• [WORK TO COMPLETE]:
Write the data out again exactly, dropping any images it holds.

Figure data in JSON
______

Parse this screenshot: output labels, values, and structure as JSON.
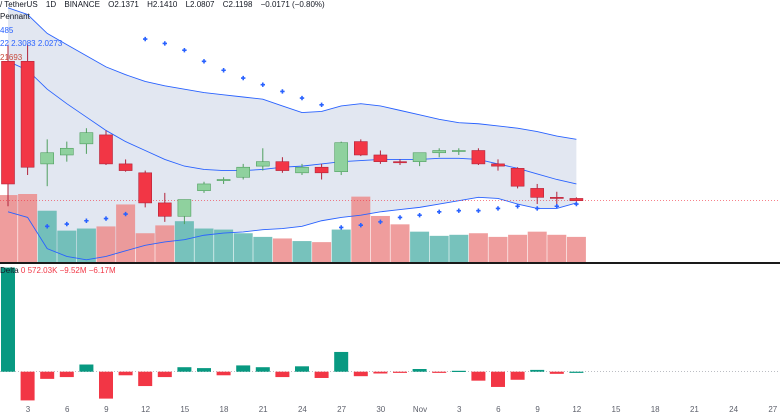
{
  "header": {
    "symbol": "/ TetherUS",
    "interval": "1D",
    "exchange": "BINANCE",
    "open": "O2.1371",
    "high": "H2.1410",
    "low": "L2.0807",
    "close": "C2.1198",
    "change": "−0.0171 (−0.80%)"
  },
  "indicators": {
    "pennant": "Pennant",
    "bb_line1": "485",
    "bb_line2": "22  2.3083  2.0273",
    "bb_line3": "21693",
    "delta_label": "Delta",
    "delta_values": "0  572.03K  −9.52M  −6.17M"
  },
  "colors": {
    "up": "#8fd19e",
    "up_border": "#4f9f5e",
    "down": "#f23645",
    "down_border": "#b2233a",
    "band_fill": "#dde3ee",
    "band_line": "#2962ff",
    "sar": "#2962ff",
    "vol_up": "#5fb7b0",
    "vol_down": "#ec8c8c",
    "delta_up": "#089981",
    "delta_down": "#f23645"
  },
  "chart_data": [
    {
      "type": "candlestick",
      "title": "",
      "ohlc": [
        [
          4.3,
          4.45,
          3.0,
          3.2
        ],
        [
          4.3,
          4.45,
          3.28,
          3.35
        ],
        [
          3.38,
          3.6,
          3.18,
          3.48
        ],
        [
          3.46,
          3.58,
          3.4,
          3.52
        ],
        [
          3.56,
          3.7,
          3.47,
          3.66
        ],
        [
          3.64,
          3.68,
          3.37,
          3.38
        ],
        [
          3.38,
          3.42,
          3.31,
          3.32
        ],
        [
          3.3,
          3.32,
          2.99,
          3.03
        ],
        [
          3.03,
          3.12,
          2.86,
          2.91
        ],
        [
          2.91,
          3.06,
          2.84,
          3.06
        ],
        [
          3.14,
          3.22,
          3.12,
          3.2
        ],
        [
          3.23,
          3.26,
          3.2,
          3.24
        ],
        [
          3.26,
          3.38,
          3.24,
          3.35
        ],
        [
          3.36,
          3.52,
          3.32,
          3.4
        ],
        [
          3.4,
          3.44,
          3.3,
          3.32
        ],
        [
          3.3,
          3.38,
          3.28,
          3.35
        ],
        [
          3.35,
          3.38,
          3.24,
          3.3
        ],
        [
          3.31,
          3.58,
          3.28,
          3.57
        ],
        [
          3.58,
          3.6,
          3.45,
          3.46
        ],
        [
          3.46,
          3.5,
          3.38,
          3.4
        ],
        [
          3.4,
          3.42,
          3.37,
          3.39
        ],
        [
          3.4,
          3.48,
          3.36,
          3.48
        ],
        [
          3.48,
          3.52,
          3.44,
          3.5
        ],
        [
          3.5,
          3.52,
          3.46,
          3.5
        ],
        [
          3.5,
          3.52,
          3.37,
          3.38
        ],
        [
          3.38,
          3.42,
          3.32,
          3.36
        ],
        [
          3.34,
          3.35,
          3.16,
          3.18
        ],
        [
          3.16,
          3.2,
          3.02,
          3.08
        ],
        [
          3.08,
          3.13,
          3.0,
          3.07
        ],
        [
          3.07,
          3.08,
          3.04,
          3.05
        ]
      ],
      "bollinger_upper": [
        4.78,
        4.72,
        4.55,
        4.45,
        4.35,
        4.25,
        4.18,
        4.12,
        4.08,
        4.05,
        4.02,
        4.0,
        3.98,
        3.96,
        3.9,
        3.84,
        3.85,
        3.9,
        3.92,
        3.9,
        3.86,
        3.82,
        3.78,
        3.75,
        3.74,
        3.72,
        3.7,
        3.67,
        3.63,
        3.6
      ],
      "bollinger_basis": [
        4.3,
        4.22,
        4.05,
        3.92,
        3.8,
        3.68,
        3.58,
        3.5,
        3.42,
        3.36,
        3.33,
        3.32,
        3.32,
        3.33,
        3.35,
        3.36,
        3.38,
        3.4,
        3.41,
        3.42,
        3.42,
        3.42,
        3.43,
        3.43,
        3.42,
        3.38,
        3.34,
        3.29,
        3.24,
        3.2
      ],
      "bollinger_lower": [
        2.95,
        2.9,
        2.62,
        2.55,
        2.52,
        2.55,
        2.6,
        2.65,
        2.68,
        2.7,
        2.74,
        2.76,
        2.77,
        2.79,
        2.8,
        2.82,
        2.87,
        2.9,
        2.92,
        2.95,
        2.97,
        2.99,
        3.02,
        3.05,
        3.08,
        3.07,
        3.02,
        2.98,
        2.98,
        3.03
      ],
      "sar": [
        null,
        null,
        2.82,
        2.84,
        2.87,
        2.89,
        2.93,
        4.5,
        4.46,
        4.4,
        4.3,
        4.22,
        4.15,
        4.09,
        4.03,
        3.97,
        3.91,
        2.81,
        2.83,
        2.86,
        2.9,
        2.92,
        2.95,
        2.96,
        2.96,
        2.98,
        3.0,
        2.98,
        3.0,
        3.02
      ],
      "volume": [
        1.28,
        1.3,
        0.98,
        0.6,
        0.64,
        0.68,
        1.1,
        0.55,
        0.7,
        0.78,
        0.64,
        0.62,
        0.55,
        0.48,
        0.45,
        0.4,
        0.38,
        0.62,
        1.25,
        0.88,
        0.72,
        0.58,
        0.5,
        0.52,
        0.55,
        0.48,
        0.52,
        0.58,
        0.52,
        0.48
      ],
      "volume_up": [
        false,
        false,
        true,
        true,
        true,
        false,
        false,
        false,
        false,
        true,
        true,
        true,
        true,
        true,
        false,
        true,
        false,
        true,
        false,
        false,
        false,
        true,
        true,
        true,
        false,
        false,
        false,
        false,
        false,
        false
      ],
      "ylim": [
        2.5,
        4.85
      ]
    },
    {
      "type": "bar",
      "title": "Delta",
      "values": [
        5.8,
        -1.6,
        -0.4,
        -0.3,
        0.4,
        -1.5,
        -0.2,
        -0.8,
        -0.3,
        0.25,
        0.2,
        -0.2,
        0.35,
        0.25,
        -0.3,
        0.3,
        -0.35,
        1.1,
        -0.25,
        -0.1,
        -0.05,
        0.15,
        -0.05,
        0.05,
        -0.5,
        -0.85,
        -0.45,
        0.1,
        -0.12,
        0.0
      ],
      "ylim": [
        -1.8,
        6.0
      ]
    }
  ],
  "time_axis": [
    "3",
    "6",
    "9",
    "12",
    "15",
    "18",
    "21",
    "24",
    "27",
    "30",
    "Nov",
    "3",
    "6",
    "9",
    "12",
    "15",
    "18",
    "21",
    "24",
    "27"
  ]
}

______

• [WORKED ANSWER]:
Parse this screenshot: output labels, values, and structure as JSON.
{
  "header": {
    "symbol": "/ TetherUS",
    "interval": "1D",
    "exchange": "BINANCE",
    "open": "O2.1371",
    "high": "H2.1410",
    "low": "L2.0807",
    "close": "C2.1198",
    "change": "−0.0171 (−0.80%)"
  },
  "indicators": {
    "pennant": "Pennant",
    "bb_line1": "485",
    "bb_line2": "22  2.3083  2.0273",
    "bb_line3": "21693",
    "delta_label": "Delta",
    "delta_values": "0  572.03K  −9.52M  −6.17M"
  },
  "colors": {
    "up": "#8fd19e",
    "up_border": "#4f9f5e",
    "down": "#f23645",
    "down_border": "#b2233a",
    "band_fill": "#dde3ee",
    "band_line": "#2962ff",
    "sar": "#2962ff",
    "vol_up": "#5fb7b0",
    "vol_down": "#ec8c8c",
    "delta_up": "#089981",
    "delta_down": "#f23645"
  },
  "chart_data": [
    {
      "type": "candlestick",
      "title": "",
      "ohlc": [
        [
          4.3,
          4.45,
          3.0,
          3.2
        ],
        [
          4.3,
          4.45,
          3.28,
          3.35
        ],
        [
          3.38,
          3.6,
          3.18,
          3.48
        ],
        [
          3.46,
          3.58,
          3.4,
          3.52
        ],
        [
          3.56,
          3.7,
          3.47,
          3.66
        ],
        [
          3.64,
          3.68,
          3.37,
          3.38
        ],
        [
          3.38,
          3.42,
          3.31,
          3.32
        ],
        [
          3.3,
          3.32,
          2.99,
          3.03
        ],
        [
          3.03,
          3.12,
          2.86,
          2.91
        ],
        [
          2.91,
          3.06,
          2.84,
          3.06
        ],
        [
          3.14,
          3.22,
          3.12,
          3.2
        ],
        [
          3.23,
          3.26,
          3.2,
          3.24
        ],
        [
          3.26,
          3.38,
          3.24,
          3.35
        ],
        [
          3.36,
          3.52,
          3.32,
          3.4
        ],
        [
          3.4,
          3.44,
          3.3,
          3.32
        ],
        [
          3.3,
          3.38,
          3.28,
          3.35
        ],
        [
          3.35,
          3.38,
          3.24,
          3.3
        ],
        [
          3.31,
          3.58,
          3.28,
          3.57
        ],
        [
          3.58,
          3.6,
          3.45,
          3.46
        ],
        [
          3.46,
          3.5,
          3.38,
          3.4
        ],
        [
          3.4,
          3.42,
          3.37,
          3.39
        ],
        [
          3.4,
          3.48,
          3.36,
          3.48
        ],
        [
          3.48,
          3.52,
          3.44,
          3.5
        ],
        [
          3.5,
          3.52,
          3.46,
          3.5
        ],
        [
          3.5,
          3.52,
          3.37,
          3.38
        ],
        [
          3.38,
          3.42,
          3.32,
          3.36
        ],
        [
          3.34,
          3.35,
          3.16,
          3.18
        ],
        [
          3.16,
          3.2,
          3.02,
          3.08
        ],
        [
          3.08,
          3.13,
          3.0,
          3.07
        ],
        [
          3.07,
          3.08,
          3.04,
          3.05
        ]
      ],
      "bollinger_upper": [
        4.78,
        4.72,
        4.55,
        4.45,
        4.35,
        4.25,
        4.18,
        4.12,
        4.08,
        4.05,
        4.02,
        4.0,
        3.98,
        3.96,
        3.9,
        3.84,
        3.85,
        3.9,
        3.92,
        3.9,
        3.86,
        3.82,
        3.78,
        3.75,
        3.74,
        3.72,
        3.7,
        3.67,
        3.63,
        3.6
      ],
      "bollinger_basis": [
        4.3,
        4.22,
        4.05,
        3.92,
        3.8,
        3.68,
        3.58,
        3.5,
        3.42,
        3.36,
        3.33,
        3.32,
        3.32,
        3.33,
        3.35,
        3.36,
        3.38,
        3.4,
        3.41,
        3.42,
        3.42,
        3.42,
        3.43,
        3.43,
        3.42,
        3.38,
        3.34,
        3.29,
        3.24,
        3.2
      ],
      "bollinger_lower": [
        2.95,
        2.9,
        2.62,
        2.55,
        2.52,
        2.55,
        2.6,
        2.65,
        2.68,
        2.7,
        2.74,
        2.76,
        2.77,
        2.79,
        2.8,
        2.82,
        2.87,
        2.9,
        2.92,
        2.95,
        2.97,
        2.99,
        3.02,
        3.05,
        3.08,
        3.07,
        3.02,
        2.98,
        2.98,
        3.03
      ],
      "sar": [
        null,
        null,
        2.82,
        2.84,
        2.87,
        2.89,
        2.93,
        4.5,
        4.46,
        4.4,
        4.3,
        4.22,
        4.15,
        4.09,
        4.03,
        3.97,
        3.91,
        2.81,
        2.83,
        2.86,
        2.9,
        2.92,
        2.95,
        2.96,
        2.96,
        2.98,
        3.0,
        2.98,
        3.0,
        3.02
      ],
      "volume": [
        1.28,
        1.3,
        0.98,
        0.6,
        0.64,
        0.68,
        1.1,
        0.55,
        0.7,
        0.78,
        0.64,
        0.62,
        0.55,
        0.48,
        0.45,
        0.4,
        0.38,
        0.62,
        1.25,
        0.88,
        0.72,
        0.58,
        0.5,
        0.52,
        0.55,
        0.48,
        0.52,
        0.58,
        0.52,
        0.48
      ],
      "volume_up": [
        false,
        false,
        true,
        true,
        true,
        false,
        false,
        false,
        false,
        true,
        true,
        true,
        true,
        true,
        false,
        true,
        false,
        true,
        false,
        false,
        false,
        true,
        true,
        true,
        false,
        false,
        false,
        false,
        false,
        false
      ],
      "ylim": [
        2.5,
        4.85
      ]
    },
    {
      "type": "bar",
      "title": "Delta",
      "values": [
        5.8,
        -1.6,
        -0.4,
        -0.3,
        0.4,
        -1.5,
        -0.2,
        -0.8,
        -0.3,
        0.25,
        0.2,
        -0.2,
        0.35,
        0.25,
        -0.3,
        0.3,
        -0.35,
        1.1,
        -0.25,
        -0.1,
        -0.05,
        0.15,
        -0.05,
        0.05,
        -0.5,
        -0.85,
        -0.45,
        0.1,
        -0.12,
        0.0
      ],
      "ylim": [
        -1.8,
        6.0
      ]
    }
  ],
  "time_axis": [
    "3",
    "6",
    "9",
    "12",
    "15",
    "18",
    "21",
    "24",
    "27",
    "30",
    "Nov",
    "3",
    "6",
    "9",
    "12",
    "15",
    "18",
    "21",
    "24",
    "27"
  ]
}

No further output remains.